> _Given information_
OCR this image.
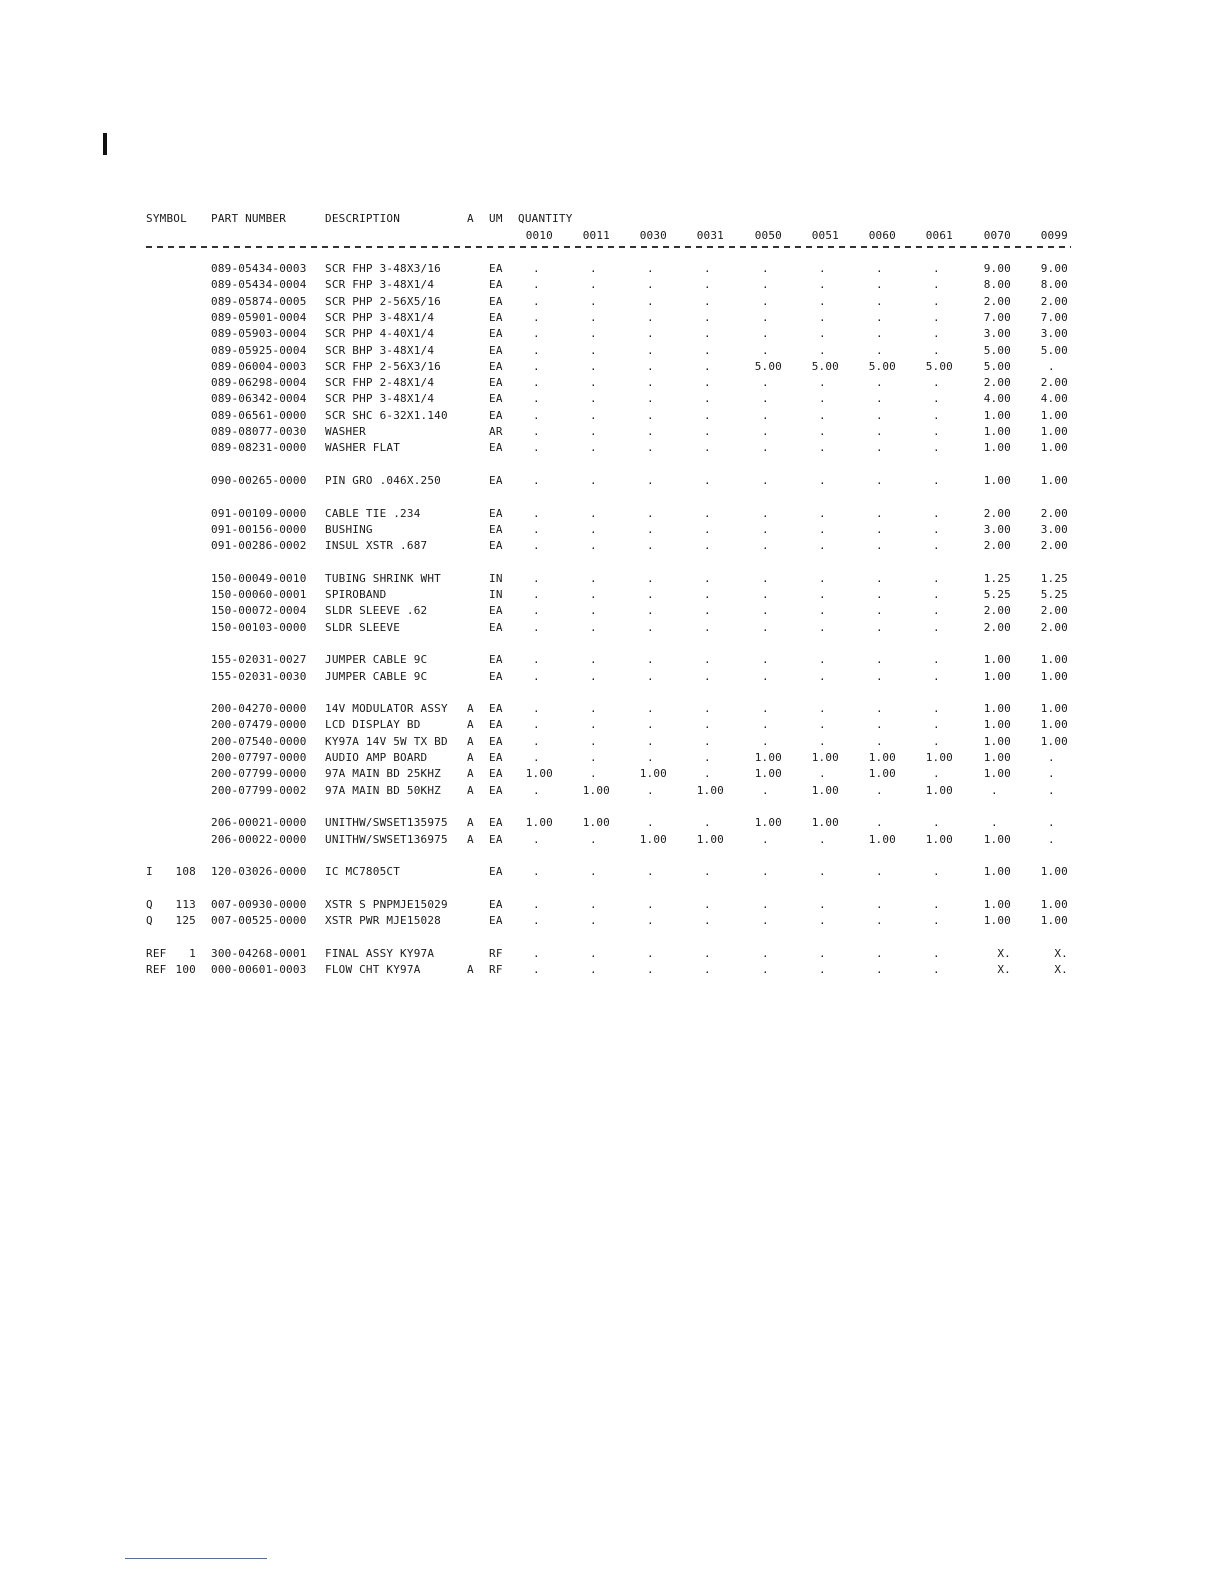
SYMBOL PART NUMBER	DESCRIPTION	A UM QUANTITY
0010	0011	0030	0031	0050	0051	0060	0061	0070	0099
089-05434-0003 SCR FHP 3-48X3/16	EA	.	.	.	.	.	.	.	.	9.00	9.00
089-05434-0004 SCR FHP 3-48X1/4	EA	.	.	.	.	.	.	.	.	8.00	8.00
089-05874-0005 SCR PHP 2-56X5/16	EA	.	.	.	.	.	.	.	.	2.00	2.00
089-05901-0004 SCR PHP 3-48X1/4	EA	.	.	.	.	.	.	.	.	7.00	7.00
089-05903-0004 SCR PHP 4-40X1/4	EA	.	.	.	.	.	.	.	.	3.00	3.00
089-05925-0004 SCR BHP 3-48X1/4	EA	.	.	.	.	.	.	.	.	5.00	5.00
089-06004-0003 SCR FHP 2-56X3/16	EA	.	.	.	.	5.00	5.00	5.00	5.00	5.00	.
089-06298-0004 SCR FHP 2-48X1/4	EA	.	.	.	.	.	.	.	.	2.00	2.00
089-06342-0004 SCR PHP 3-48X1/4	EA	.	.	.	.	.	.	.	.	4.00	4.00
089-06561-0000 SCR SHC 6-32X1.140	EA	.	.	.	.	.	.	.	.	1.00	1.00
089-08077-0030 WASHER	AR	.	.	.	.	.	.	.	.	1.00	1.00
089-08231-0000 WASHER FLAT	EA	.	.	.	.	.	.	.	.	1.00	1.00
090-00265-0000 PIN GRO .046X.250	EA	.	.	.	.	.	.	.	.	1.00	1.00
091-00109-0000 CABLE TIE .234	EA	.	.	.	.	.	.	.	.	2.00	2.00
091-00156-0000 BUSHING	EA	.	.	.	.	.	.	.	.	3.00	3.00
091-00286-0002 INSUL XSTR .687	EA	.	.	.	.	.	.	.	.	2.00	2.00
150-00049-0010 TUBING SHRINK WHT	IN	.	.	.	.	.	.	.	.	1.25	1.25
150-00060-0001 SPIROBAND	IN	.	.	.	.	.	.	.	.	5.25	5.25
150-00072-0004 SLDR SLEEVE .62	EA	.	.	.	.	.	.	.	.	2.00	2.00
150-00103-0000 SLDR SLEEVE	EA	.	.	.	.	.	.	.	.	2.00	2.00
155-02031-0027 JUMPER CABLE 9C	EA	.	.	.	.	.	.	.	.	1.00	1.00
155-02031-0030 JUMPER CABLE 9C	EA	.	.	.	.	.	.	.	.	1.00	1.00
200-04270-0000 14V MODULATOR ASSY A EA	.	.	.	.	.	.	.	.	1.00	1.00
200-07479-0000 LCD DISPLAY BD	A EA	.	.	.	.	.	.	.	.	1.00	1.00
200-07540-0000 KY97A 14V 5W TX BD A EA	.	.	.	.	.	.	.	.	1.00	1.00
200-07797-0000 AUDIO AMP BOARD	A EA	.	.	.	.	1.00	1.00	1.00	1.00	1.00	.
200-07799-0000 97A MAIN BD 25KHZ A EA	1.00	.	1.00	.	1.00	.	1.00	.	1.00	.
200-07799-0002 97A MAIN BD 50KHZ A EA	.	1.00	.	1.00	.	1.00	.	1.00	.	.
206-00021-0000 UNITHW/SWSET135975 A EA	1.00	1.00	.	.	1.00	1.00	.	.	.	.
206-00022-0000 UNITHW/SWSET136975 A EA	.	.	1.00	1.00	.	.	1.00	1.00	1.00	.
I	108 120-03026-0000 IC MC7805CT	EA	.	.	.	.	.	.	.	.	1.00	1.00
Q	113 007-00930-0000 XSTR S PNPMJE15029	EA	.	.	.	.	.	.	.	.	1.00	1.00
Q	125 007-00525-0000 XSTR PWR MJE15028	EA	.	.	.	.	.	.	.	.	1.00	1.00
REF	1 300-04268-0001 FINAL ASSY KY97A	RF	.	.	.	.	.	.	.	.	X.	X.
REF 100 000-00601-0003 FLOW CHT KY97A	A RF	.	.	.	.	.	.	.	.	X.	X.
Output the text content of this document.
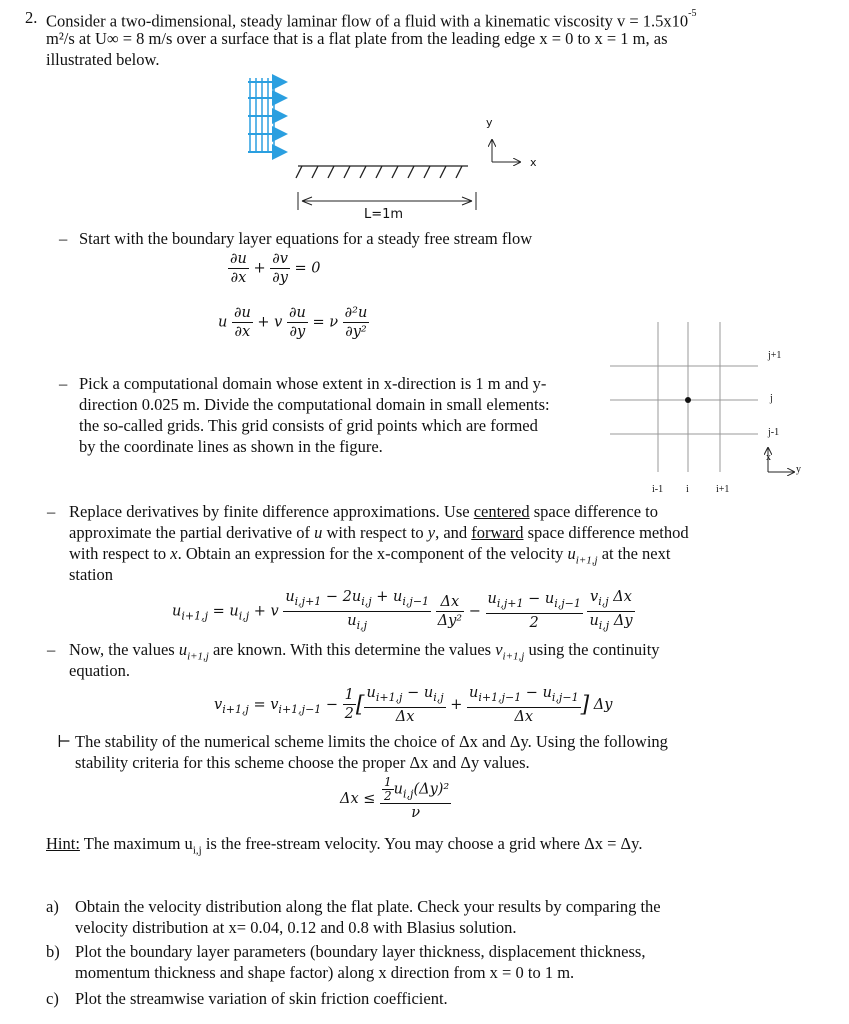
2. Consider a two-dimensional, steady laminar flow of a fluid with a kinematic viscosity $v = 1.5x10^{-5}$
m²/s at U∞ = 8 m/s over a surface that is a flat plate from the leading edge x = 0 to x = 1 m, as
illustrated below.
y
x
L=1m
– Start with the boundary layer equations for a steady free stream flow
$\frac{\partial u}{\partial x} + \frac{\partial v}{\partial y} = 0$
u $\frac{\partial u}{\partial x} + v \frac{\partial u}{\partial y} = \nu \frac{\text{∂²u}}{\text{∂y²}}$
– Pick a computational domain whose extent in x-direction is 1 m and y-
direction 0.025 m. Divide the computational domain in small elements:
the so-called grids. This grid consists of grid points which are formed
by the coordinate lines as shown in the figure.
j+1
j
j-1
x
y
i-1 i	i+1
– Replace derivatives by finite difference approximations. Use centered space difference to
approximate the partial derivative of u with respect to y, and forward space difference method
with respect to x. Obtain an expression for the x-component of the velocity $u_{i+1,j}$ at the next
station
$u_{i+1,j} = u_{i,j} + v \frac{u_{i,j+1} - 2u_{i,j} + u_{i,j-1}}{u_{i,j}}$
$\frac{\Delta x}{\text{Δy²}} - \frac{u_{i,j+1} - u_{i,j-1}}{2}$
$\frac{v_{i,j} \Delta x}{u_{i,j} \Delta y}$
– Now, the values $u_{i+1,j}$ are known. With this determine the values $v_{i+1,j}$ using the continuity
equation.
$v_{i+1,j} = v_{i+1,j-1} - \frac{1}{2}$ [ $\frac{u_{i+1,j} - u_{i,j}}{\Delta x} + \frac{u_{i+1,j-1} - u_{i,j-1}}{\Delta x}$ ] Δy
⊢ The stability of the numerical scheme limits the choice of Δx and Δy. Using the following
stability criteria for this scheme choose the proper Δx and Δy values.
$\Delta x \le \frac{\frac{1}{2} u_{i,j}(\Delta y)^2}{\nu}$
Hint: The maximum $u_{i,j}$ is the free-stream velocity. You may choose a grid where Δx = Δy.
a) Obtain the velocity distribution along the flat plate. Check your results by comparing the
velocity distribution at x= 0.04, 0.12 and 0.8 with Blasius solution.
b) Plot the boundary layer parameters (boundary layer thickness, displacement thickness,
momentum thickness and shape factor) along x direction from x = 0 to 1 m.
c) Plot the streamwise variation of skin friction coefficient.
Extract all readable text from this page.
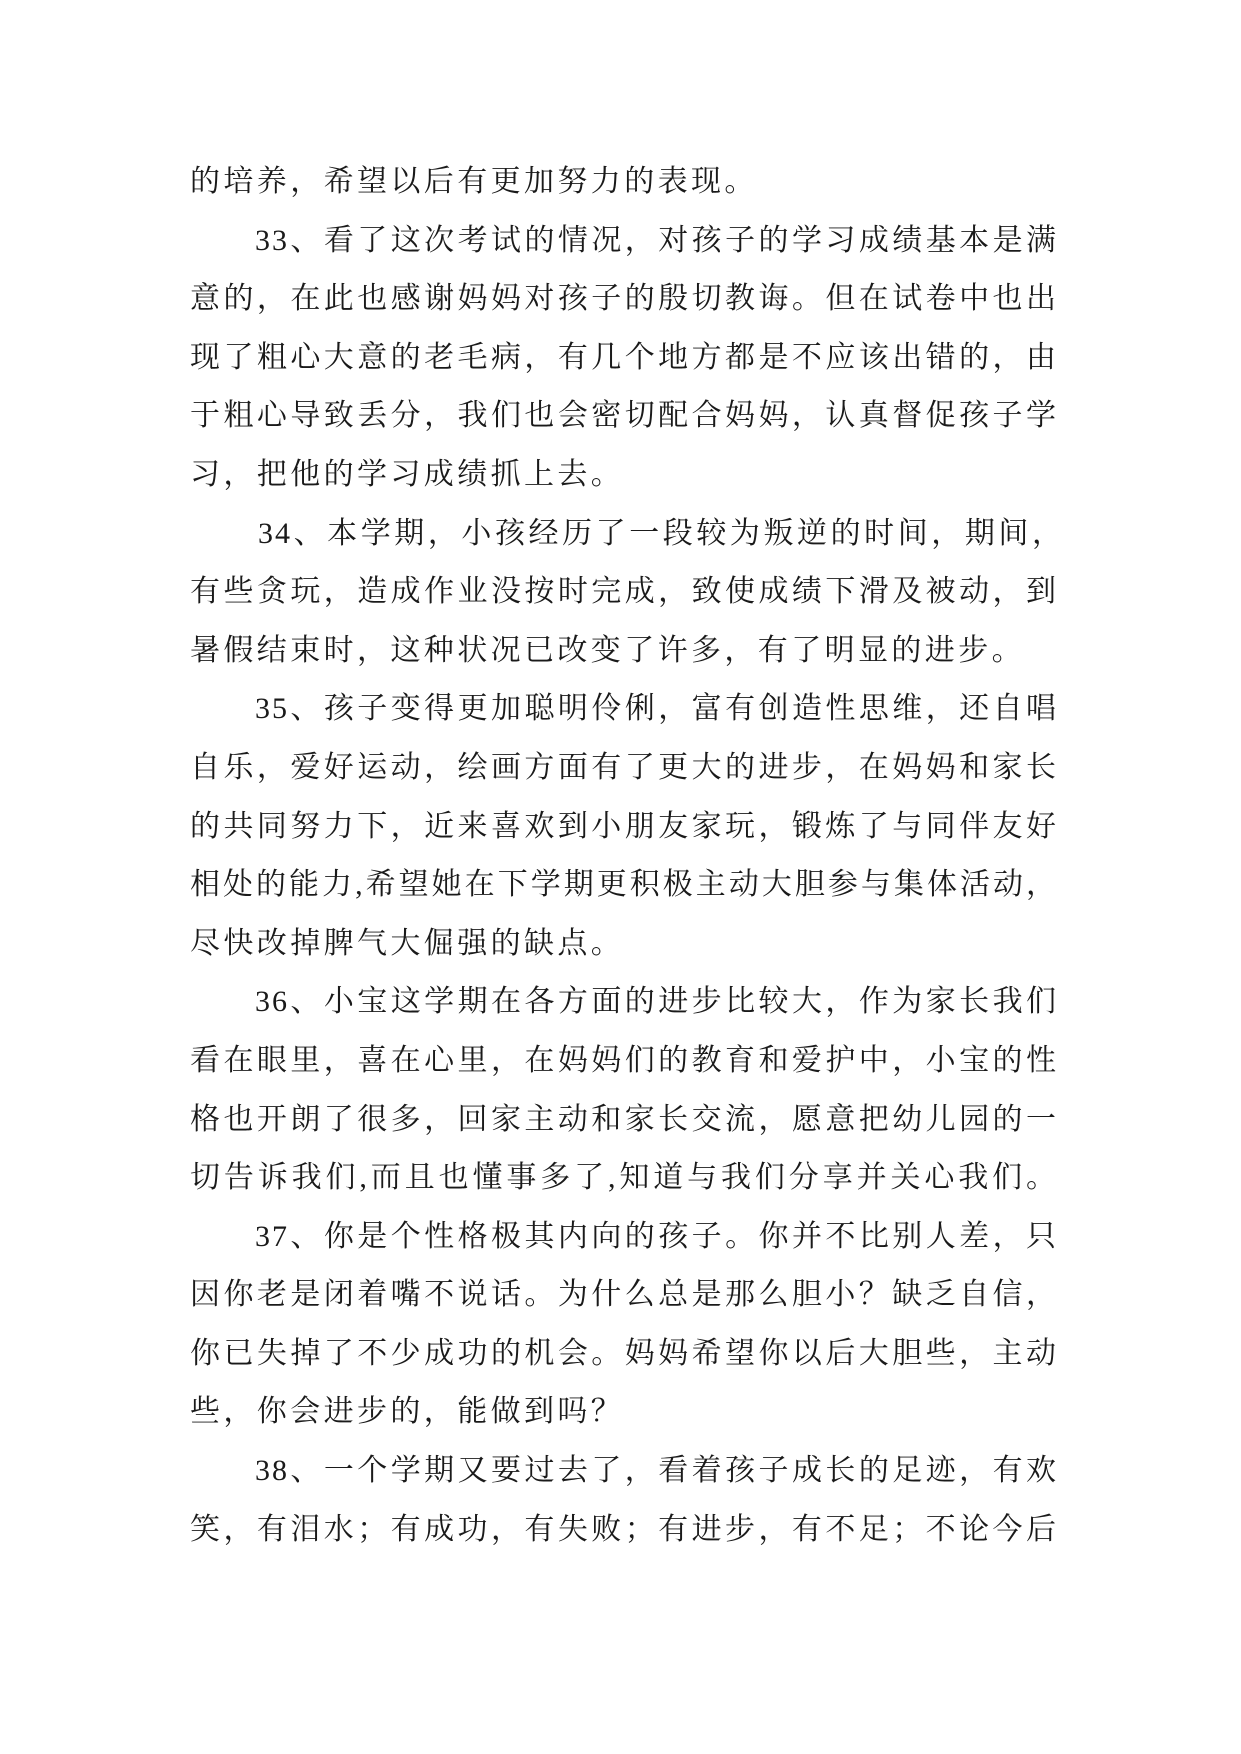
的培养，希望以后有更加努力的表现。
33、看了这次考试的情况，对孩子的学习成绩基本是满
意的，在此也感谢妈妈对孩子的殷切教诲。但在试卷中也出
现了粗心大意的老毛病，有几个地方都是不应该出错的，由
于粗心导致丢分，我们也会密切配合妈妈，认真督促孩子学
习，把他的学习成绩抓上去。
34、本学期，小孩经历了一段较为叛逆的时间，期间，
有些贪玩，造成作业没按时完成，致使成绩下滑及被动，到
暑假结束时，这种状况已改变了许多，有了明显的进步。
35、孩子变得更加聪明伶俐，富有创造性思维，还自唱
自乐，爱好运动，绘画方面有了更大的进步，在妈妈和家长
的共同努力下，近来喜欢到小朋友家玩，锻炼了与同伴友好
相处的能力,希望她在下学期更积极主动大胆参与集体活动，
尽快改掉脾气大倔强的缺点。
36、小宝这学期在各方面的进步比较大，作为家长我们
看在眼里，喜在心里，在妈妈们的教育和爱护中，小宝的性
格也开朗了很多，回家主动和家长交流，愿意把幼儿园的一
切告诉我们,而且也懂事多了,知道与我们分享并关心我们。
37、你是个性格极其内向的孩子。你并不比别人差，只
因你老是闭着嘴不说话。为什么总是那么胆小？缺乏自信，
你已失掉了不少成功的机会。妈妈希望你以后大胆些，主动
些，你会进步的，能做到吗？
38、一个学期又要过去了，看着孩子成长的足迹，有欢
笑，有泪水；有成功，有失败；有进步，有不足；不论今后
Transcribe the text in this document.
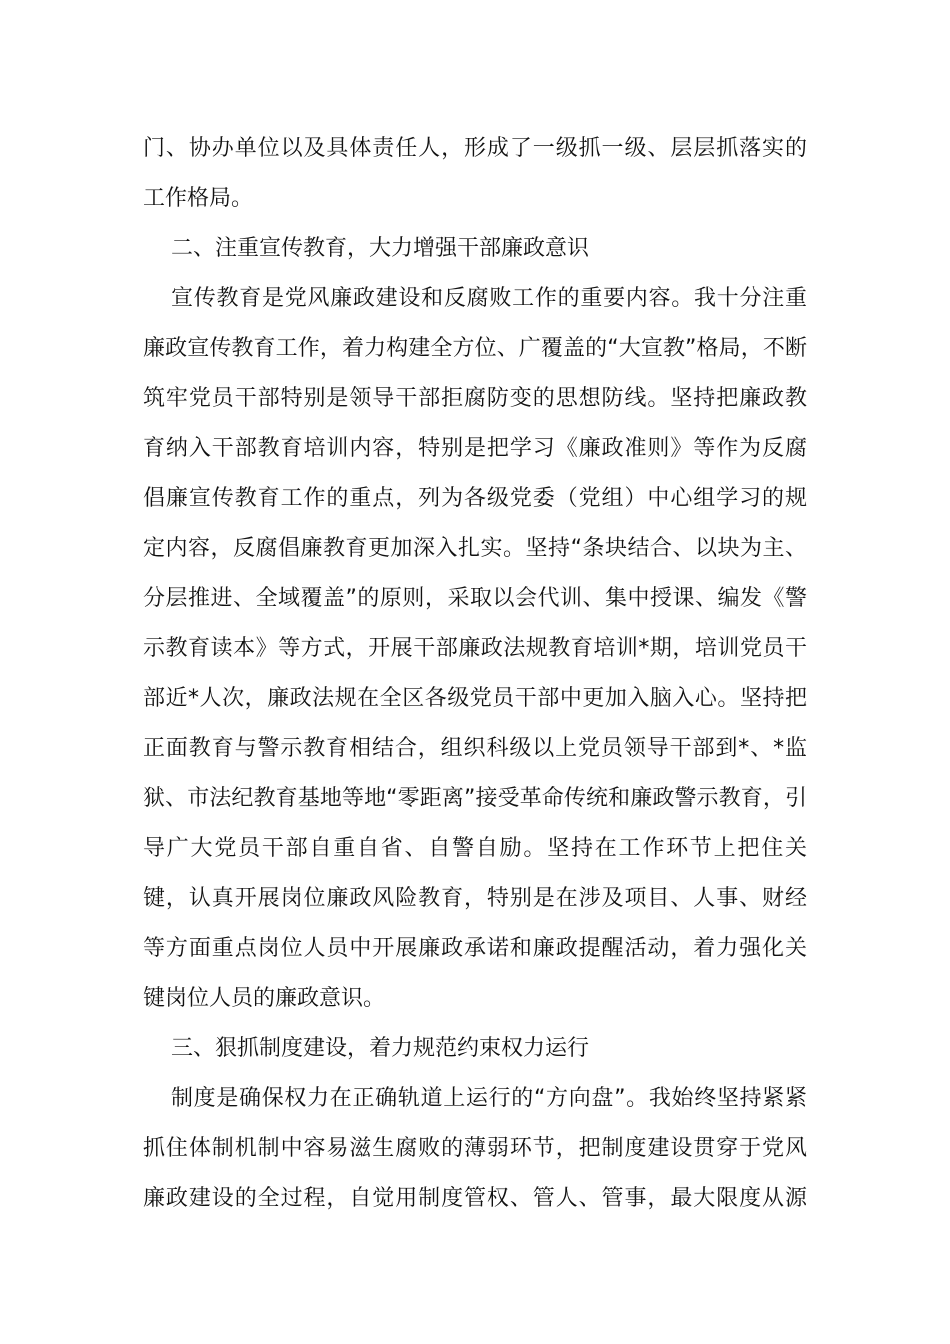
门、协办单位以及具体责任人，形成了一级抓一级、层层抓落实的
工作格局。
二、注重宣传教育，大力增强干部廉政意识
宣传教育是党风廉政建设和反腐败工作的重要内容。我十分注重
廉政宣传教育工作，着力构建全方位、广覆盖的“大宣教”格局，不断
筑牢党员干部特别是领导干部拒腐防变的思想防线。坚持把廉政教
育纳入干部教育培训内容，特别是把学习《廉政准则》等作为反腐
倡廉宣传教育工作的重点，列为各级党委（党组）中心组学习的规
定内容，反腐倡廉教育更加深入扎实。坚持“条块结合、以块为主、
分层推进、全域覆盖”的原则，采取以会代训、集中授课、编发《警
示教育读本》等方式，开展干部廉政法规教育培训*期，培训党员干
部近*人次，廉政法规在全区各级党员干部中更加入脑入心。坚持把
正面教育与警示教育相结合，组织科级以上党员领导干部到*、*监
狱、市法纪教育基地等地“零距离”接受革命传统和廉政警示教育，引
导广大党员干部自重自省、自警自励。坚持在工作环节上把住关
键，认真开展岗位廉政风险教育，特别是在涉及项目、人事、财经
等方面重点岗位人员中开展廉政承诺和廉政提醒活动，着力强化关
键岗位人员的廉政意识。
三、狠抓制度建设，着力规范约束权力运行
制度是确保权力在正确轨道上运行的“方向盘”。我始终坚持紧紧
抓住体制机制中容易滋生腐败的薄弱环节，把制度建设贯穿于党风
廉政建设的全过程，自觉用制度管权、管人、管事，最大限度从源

> _Instruction_
Starting at the line that holds "Transcribe the text in this document.", copy each line exactly through the end of the listing, both ends included. Leave the pictures out.

> _Task solution_
Transcribe the text in this document.
门、协办单位以及具体责任人，形成了一级抓一级、层层抓落实的
工作格局。
二、注重宣传教育，大力增强干部廉政意识
宣传教育是党风廉政建设和反腐败工作的重要内容。我十分注重
廉政宣传教育工作，着力构建全方位、广覆盖的“大宣教”格局，不断
筑牢党员干部特别是领导干部拒腐防变的思想防线。坚持把廉政教
育纳入干部教育培训内容，特别是把学习《廉政准则》等作为反腐
倡廉宣传教育工作的重点，列为各级党委（党组）中心组学习的规
定内容，反腐倡廉教育更加深入扎实。坚持“条块结合、以块为主、
分层推进、全域覆盖”的原则，采取以会代训、集中授课、编发《警
示教育读本》等方式，开展干部廉政法规教育培训*期，培训党员干
部近*人次，廉政法规在全区各级党员干部中更加入脑入心。坚持把
正面教育与警示教育相结合，组织科级以上党员领导干部到*、*监
狱、市法纪教育基地等地“零距离”接受革命传统和廉政警示教育，引
导广大党员干部自重自省、自警自励。坚持在工作环节上把住关
键，认真开展岗位廉政风险教育，特别是在涉及项目、人事、财经
等方面重点岗位人员中开展廉政承诺和廉政提醒活动，着力强化关
键岗位人员的廉政意识。
三、狠抓制度建设，着力规范约束权力运行
制度是确保权力在正确轨道上运行的“方向盘”。我始终坚持紧紧
抓住体制机制中容易滋生腐败的薄弱环节，把制度建设贯穿于党风
廉政建设的全过程，自觉用制度管权、管人、管事，最大限度从源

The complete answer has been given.